(Entries from a visual dataset)
........

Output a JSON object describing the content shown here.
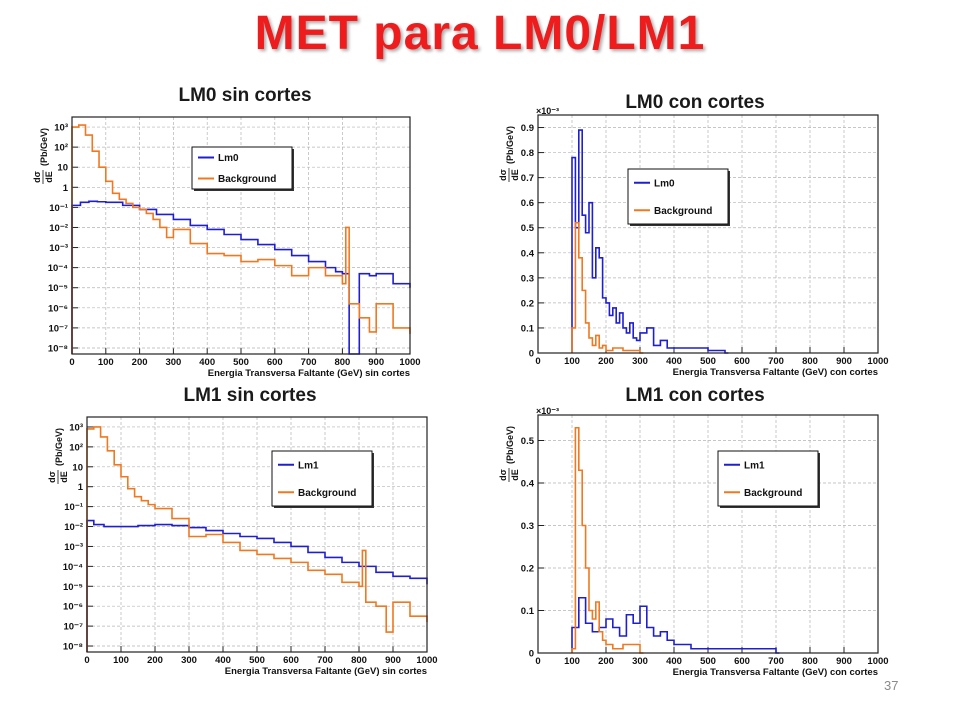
{
  "slide": {
    "title": "MET para LM0/LM1",
    "page_number": "37"
  },
  "panels": [
    {
      "caption": "LM0 sin cortes"
    },
    {
      "caption": "LM0 con cortes"
    },
    {
      "caption": "LM1 sin cortes"
    },
    {
      "caption": "LM1 con cortes"
    }
  ],
  "colors": {
    "signal": "#1f1fd0",
    "background": "#f07820",
    "grid": "#b4b4b4",
    "frame": "#222222"
  },
  "chart_data": [
    {
      "type": "line",
      "subtype": "histogram",
      "scale": "log",
      "xlabel": "Energia Transversa Faltante (GeV) sin cortes",
      "ylabel_line1": "dσ",
      "ylabel_line2": "dE",
      "ylabel_unit": "(Pb/GeV)",
      "x_ticks": [
        "0",
        "100",
        "200",
        "300",
        "400",
        "500",
        "600",
        "700",
        "800",
        "900",
        "1000"
      ],
      "y_ticks": [
        "10⁻⁸",
        "10⁻⁷",
        "10⁻⁶",
        "10⁻⁵",
        "10⁻⁴",
        "10⁻³",
        "10⁻²",
        "10⁻¹",
        "1",
        "10",
        "10²",
        "10³"
      ],
      "xlim": [
        0,
        1000
      ],
      "ylim": [
        -8.3,
        3.5
      ],
      "legend_position": "top-right",
      "grid": true,
      "series": [
        {
          "name": "Lm0",
          "role": "signal",
          "x": [
            0,
            25,
            50,
            75,
            100,
            150,
            200,
            250,
            300,
            350,
            400,
            450,
            500,
            550,
            600,
            650,
            700,
            750,
            780,
            800,
            820,
            850,
            880,
            900,
            950,
            1000
          ],
          "y_log10": [
            -0.9,
            -0.75,
            -0.7,
            -0.72,
            -0.75,
            -0.9,
            -1.1,
            -1.35,
            -1.6,
            -1.9,
            -2.1,
            -2.35,
            -2.6,
            -2.85,
            -3.1,
            -3.4,
            -3.7,
            -4.0,
            -4.2,
            -4.3,
            -8.3,
            -4.3,
            -4.4,
            -4.3,
            -4.8,
            -5.0
          ]
        },
        {
          "name": "Background",
          "role": "background",
          "x": [
            0,
            20,
            40,
            60,
            80,
            100,
            120,
            140,
            160,
            180,
            200,
            220,
            240,
            260,
            280,
            300,
            350,
            400,
            450,
            500,
            550,
            600,
            650,
            700,
            750,
            800,
            810,
            820,
            850,
            880,
            900,
            950,
            1000
          ],
          "y_log10": [
            3.0,
            3.1,
            2.6,
            1.8,
            1.0,
            0.3,
            -0.3,
            -0.6,
            -0.8,
            -1.0,
            -1.1,
            -1.3,
            -1.6,
            -2.0,
            -2.5,
            -2.1,
            -2.8,
            -3.3,
            -3.4,
            -3.7,
            -3.6,
            -3.9,
            -4.4,
            -4.0,
            -4.4,
            -4.8,
            -2.0,
            -5.8,
            -6.5,
            -7.2,
            -5.8,
            -7.0,
            -7.3
          ]
        }
      ]
    },
    {
      "type": "line",
      "subtype": "histogram",
      "scale": "linear",
      "multiplier": "×10⁻³",
      "xlabel": "Energia Transversa Faltante (GeV) con cortes",
      "ylabel_line1": "dσ",
      "ylabel_line2": "dE",
      "ylabel_unit": "(Pb/GeV)",
      "x_ticks": [
        "0",
        "100",
        "200",
        "300",
        "400",
        "500",
        "600",
        "700",
        "800",
        "900",
        "1000"
      ],
      "y_ticks": [
        "0",
        "0.1",
        "0.2",
        "0.3",
        "0.4",
        "0.5",
        "0.6",
        "0.7",
        "0.8",
        "0.9"
      ],
      "xlim": [
        0,
        1000
      ],
      "ylim": [
        0,
        0.95
      ],
      "legend_position": "top-right",
      "grid": true,
      "series": [
        {
          "name": "Lm0",
          "role": "signal",
          "x": [
            100,
            110,
            120,
            130,
            140,
            150,
            160,
            170,
            180,
            190,
            200,
            210,
            220,
            230,
            240,
            250,
            260,
            270,
            280,
            290,
            300,
            320,
            340,
            360,
            380,
            400,
            450,
            500,
            550
          ],
          "y": [
            0.78,
            0.5,
            0.89,
            0.55,
            0.48,
            0.6,
            0.3,
            0.42,
            0.38,
            0.22,
            0.2,
            0.15,
            0.18,
            0.12,
            0.16,
            0.1,
            0.08,
            0.12,
            0.06,
            0.05,
            0.08,
            0.1,
            0.03,
            0.05,
            0.02,
            0.02,
            0.02,
            0.01,
            0
          ]
        },
        {
          "name": "Background",
          "role": "background",
          "x": [
            100,
            110,
            120,
            130,
            140,
            150,
            160,
            170,
            180,
            190,
            200,
            220,
            250,
            300
          ],
          "y": [
            0.1,
            0.52,
            0.38,
            0.25,
            0.12,
            0.06,
            0.03,
            0.07,
            0.02,
            0.03,
            0.01,
            0.02,
            0.01,
            0
          ]
        }
      ]
    },
    {
      "type": "line",
      "subtype": "histogram",
      "scale": "log",
      "xlabel": "Energia Transversa Faltante (GeV) sin cortes",
      "ylabel_line1": "dσ",
      "ylabel_line2": "dE",
      "ylabel_unit": "(Pb/GeV)",
      "x_ticks": [
        "0",
        "100",
        "200",
        "300",
        "400",
        "500",
        "600",
        "700",
        "800",
        "900",
        "1000"
      ],
      "y_ticks": [
        "10⁻⁸",
        "10⁻⁷",
        "10⁻⁶",
        "10⁻⁵",
        "10⁻⁴",
        "10⁻³",
        "10⁻²",
        "10⁻¹",
        "1",
        "10",
        "10²",
        "10³"
      ],
      "xlim": [
        0,
        1000
      ],
      "ylim": [
        -8.3,
        3.5
      ],
      "legend_position": "top-right",
      "grid": true,
      "series": [
        {
          "name": "Lm1",
          "role": "signal",
          "x": [
            0,
            20,
            50,
            100,
            150,
            200,
            250,
            300,
            350,
            400,
            450,
            500,
            550,
            600,
            650,
            700,
            750,
            800,
            850,
            900,
            950,
            1000
          ],
          "y_log10": [
            -1.7,
            -1.9,
            -2.0,
            -2.0,
            -1.95,
            -1.9,
            -1.95,
            -2.05,
            -2.2,
            -2.35,
            -2.5,
            -2.6,
            -2.8,
            -3.0,
            -3.3,
            -3.55,
            -3.8,
            -4.0,
            -4.3,
            -4.5,
            -4.6,
            -4.9
          ]
        },
        {
          "name": "Background",
          "role": "background",
          "x": [
            0,
            20,
            40,
            60,
            80,
            100,
            120,
            140,
            160,
            180,
            200,
            250,
            300,
            350,
            400,
            450,
            500,
            550,
            600,
            650,
            700,
            750,
            800,
            810,
            820,
            850,
            880,
            900,
            950,
            1000
          ],
          "y_log10": [
            2.9,
            3.0,
            2.5,
            1.8,
            1.1,
            0.5,
            -0.1,
            -0.5,
            -0.7,
            -0.9,
            -1.1,
            -1.6,
            -2.5,
            -2.4,
            -2.8,
            -3.2,
            -3.4,
            -3.6,
            -3.8,
            -4.2,
            -4.4,
            -4.8,
            -5.0,
            -3.2,
            -5.8,
            -6.0,
            -7.3,
            -5.8,
            -6.5,
            -6.8
          ]
        }
      ]
    },
    {
      "type": "line",
      "subtype": "histogram",
      "scale": "linear",
      "multiplier": "×10⁻³",
      "xlabel": "Energia Transversa Faltante (GeV) con cortes",
      "ylabel_line1": "dσ",
      "ylabel_line2": "dE",
      "ylabel_unit": "(Pb/GeV)",
      "x_ticks": [
        "0",
        "100",
        "200",
        "300",
        "400",
        "500",
        "600",
        "700",
        "800",
        "900",
        "1000"
      ],
      "y_ticks": [
        "0",
        "0.1",
        "0.2",
        "0.3",
        "0.4",
        "0.5"
      ],
      "xlim": [
        0,
        1000
      ],
      "ylim": [
        0,
        0.56
      ],
      "legend_position": "top-right",
      "grid": true,
      "series": [
        {
          "name": "Lm1",
          "role": "signal",
          "x": [
            100,
            120,
            140,
            160,
            180,
            200,
            220,
            240,
            260,
            280,
            300,
            320,
            340,
            360,
            380,
            400,
            450,
            500,
            550,
            600,
            650,
            700
          ],
          "y": [
            0.06,
            0.13,
            0.07,
            0.05,
            0.06,
            0.08,
            0.06,
            0.04,
            0.09,
            0.07,
            0.11,
            0.06,
            0.04,
            0.05,
            0.03,
            0.02,
            0.01,
            0.01,
            0.01,
            0.01,
            0.01,
            0
          ]
        },
        {
          "name": "Background",
          "role": "background",
          "x": [
            100,
            110,
            120,
            130,
            140,
            150,
            160,
            170,
            180,
            190,
            200,
            220,
            250,
            300
          ],
          "y": [
            0.01,
            0.53,
            0.43,
            0.3,
            0.2,
            0.1,
            0.08,
            0.12,
            0.05,
            0.03,
            0.02,
            0.01,
            0.02,
            0
          ]
        }
      ]
    }
  ]
}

........

PROMPT:
State the count of lines holding the string "caption" in the listing above, and nothing else.

SOLUTION BELOW:
4